◆ Your task: Which lines in the records below contain the word "Docentes"? Copy each of them.

>>>>>

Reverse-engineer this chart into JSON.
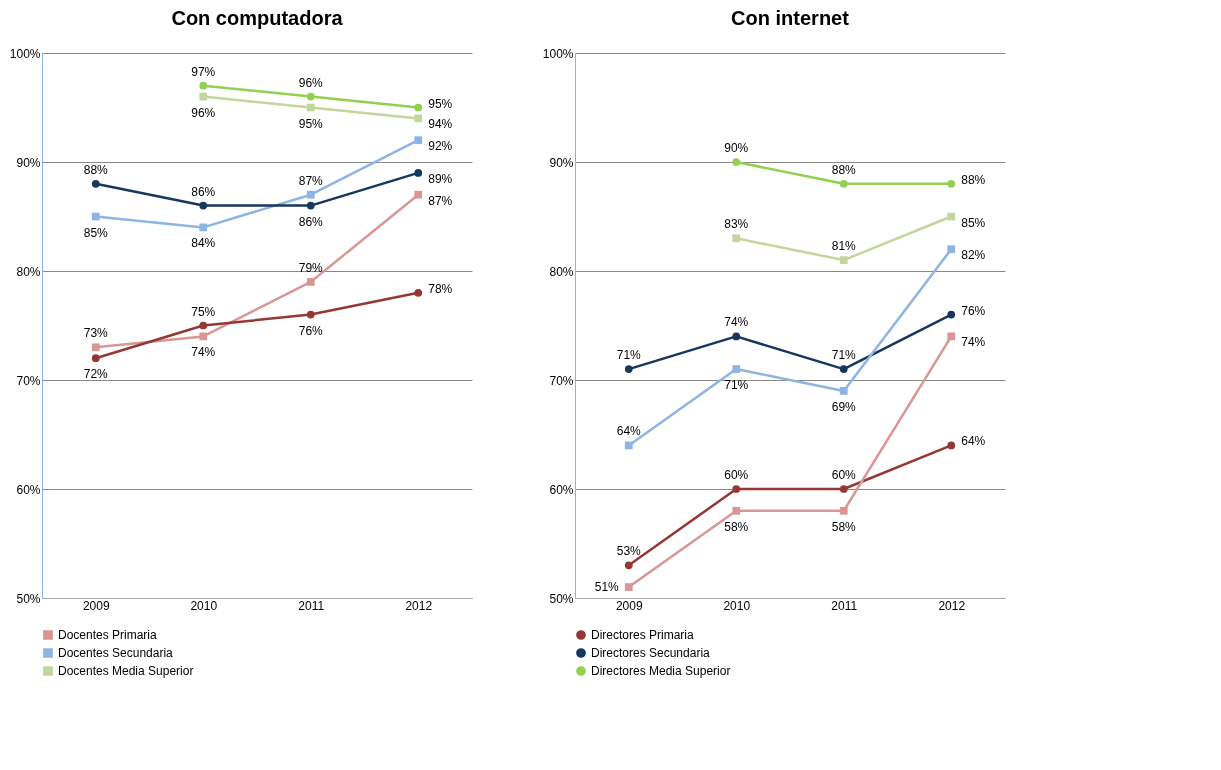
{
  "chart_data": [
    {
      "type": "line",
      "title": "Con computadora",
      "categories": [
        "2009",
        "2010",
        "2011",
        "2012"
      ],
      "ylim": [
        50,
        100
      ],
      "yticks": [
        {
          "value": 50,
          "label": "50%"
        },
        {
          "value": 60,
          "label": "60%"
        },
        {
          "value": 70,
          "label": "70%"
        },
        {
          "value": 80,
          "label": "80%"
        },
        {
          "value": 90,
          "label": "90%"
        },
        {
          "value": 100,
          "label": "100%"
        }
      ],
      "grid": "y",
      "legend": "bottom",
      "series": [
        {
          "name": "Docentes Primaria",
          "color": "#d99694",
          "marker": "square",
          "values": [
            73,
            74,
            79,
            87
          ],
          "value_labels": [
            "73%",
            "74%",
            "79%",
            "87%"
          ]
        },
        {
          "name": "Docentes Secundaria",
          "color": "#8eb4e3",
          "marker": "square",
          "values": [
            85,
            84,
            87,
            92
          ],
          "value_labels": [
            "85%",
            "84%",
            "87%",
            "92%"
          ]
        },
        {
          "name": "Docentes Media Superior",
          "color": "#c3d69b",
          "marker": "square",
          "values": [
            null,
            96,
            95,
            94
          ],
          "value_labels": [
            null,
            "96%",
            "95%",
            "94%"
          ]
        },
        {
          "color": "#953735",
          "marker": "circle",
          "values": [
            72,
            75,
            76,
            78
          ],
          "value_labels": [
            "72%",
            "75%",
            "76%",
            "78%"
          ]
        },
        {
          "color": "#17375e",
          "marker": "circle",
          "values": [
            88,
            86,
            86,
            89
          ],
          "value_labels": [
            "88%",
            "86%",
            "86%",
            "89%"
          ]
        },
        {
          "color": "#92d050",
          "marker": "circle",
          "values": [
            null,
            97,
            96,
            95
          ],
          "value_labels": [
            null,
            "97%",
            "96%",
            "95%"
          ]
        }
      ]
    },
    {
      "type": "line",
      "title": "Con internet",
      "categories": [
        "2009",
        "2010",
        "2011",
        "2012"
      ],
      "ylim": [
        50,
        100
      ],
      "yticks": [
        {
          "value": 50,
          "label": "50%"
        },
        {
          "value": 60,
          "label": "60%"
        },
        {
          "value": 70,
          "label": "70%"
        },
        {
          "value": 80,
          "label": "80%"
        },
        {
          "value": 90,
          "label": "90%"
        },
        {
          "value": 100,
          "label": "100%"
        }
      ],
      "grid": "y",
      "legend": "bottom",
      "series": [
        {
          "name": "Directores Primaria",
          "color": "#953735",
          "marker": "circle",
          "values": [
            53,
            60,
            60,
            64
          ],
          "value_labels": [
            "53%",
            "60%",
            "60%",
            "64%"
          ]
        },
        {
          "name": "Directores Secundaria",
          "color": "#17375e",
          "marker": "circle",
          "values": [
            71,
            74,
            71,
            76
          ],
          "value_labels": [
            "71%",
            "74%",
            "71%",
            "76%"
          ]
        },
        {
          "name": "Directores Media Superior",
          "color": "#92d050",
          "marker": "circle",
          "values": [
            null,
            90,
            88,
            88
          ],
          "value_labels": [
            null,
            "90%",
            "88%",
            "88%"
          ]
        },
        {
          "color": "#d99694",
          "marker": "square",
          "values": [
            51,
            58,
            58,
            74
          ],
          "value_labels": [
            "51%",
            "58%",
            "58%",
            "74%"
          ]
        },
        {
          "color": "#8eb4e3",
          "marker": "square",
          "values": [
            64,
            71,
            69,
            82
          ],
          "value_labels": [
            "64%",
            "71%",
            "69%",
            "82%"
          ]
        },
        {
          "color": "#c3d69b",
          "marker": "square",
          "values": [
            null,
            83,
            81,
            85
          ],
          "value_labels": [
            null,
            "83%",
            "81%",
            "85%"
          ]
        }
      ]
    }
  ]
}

<<<<<
>>>>>

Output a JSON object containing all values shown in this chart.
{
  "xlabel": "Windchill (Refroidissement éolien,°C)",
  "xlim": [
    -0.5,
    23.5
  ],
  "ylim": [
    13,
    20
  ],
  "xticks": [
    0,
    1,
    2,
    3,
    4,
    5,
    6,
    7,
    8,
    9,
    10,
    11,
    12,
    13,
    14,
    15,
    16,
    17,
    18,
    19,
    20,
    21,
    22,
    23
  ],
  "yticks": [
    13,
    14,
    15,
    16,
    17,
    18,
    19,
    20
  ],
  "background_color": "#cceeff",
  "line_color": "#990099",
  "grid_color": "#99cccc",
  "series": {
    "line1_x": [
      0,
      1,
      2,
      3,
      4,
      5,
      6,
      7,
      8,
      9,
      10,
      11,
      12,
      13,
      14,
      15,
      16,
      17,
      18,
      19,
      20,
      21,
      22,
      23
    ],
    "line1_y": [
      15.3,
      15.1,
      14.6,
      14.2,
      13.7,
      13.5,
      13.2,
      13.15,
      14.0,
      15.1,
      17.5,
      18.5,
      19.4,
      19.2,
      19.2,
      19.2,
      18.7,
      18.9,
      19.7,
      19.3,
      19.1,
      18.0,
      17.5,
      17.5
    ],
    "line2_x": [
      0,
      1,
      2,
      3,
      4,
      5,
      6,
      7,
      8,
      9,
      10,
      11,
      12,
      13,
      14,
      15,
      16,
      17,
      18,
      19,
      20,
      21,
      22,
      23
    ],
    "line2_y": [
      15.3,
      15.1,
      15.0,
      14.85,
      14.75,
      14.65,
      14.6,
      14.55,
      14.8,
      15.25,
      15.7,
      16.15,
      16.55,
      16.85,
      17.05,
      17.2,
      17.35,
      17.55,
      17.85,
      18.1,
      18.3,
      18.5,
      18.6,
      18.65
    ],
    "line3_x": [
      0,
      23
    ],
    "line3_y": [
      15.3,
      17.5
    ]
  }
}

<<<<<

◆ Exercise answer:
          "name": "Docentes Primaria",
          "name": "Docentes Secundaria",
          "name": "Docentes Media Superior",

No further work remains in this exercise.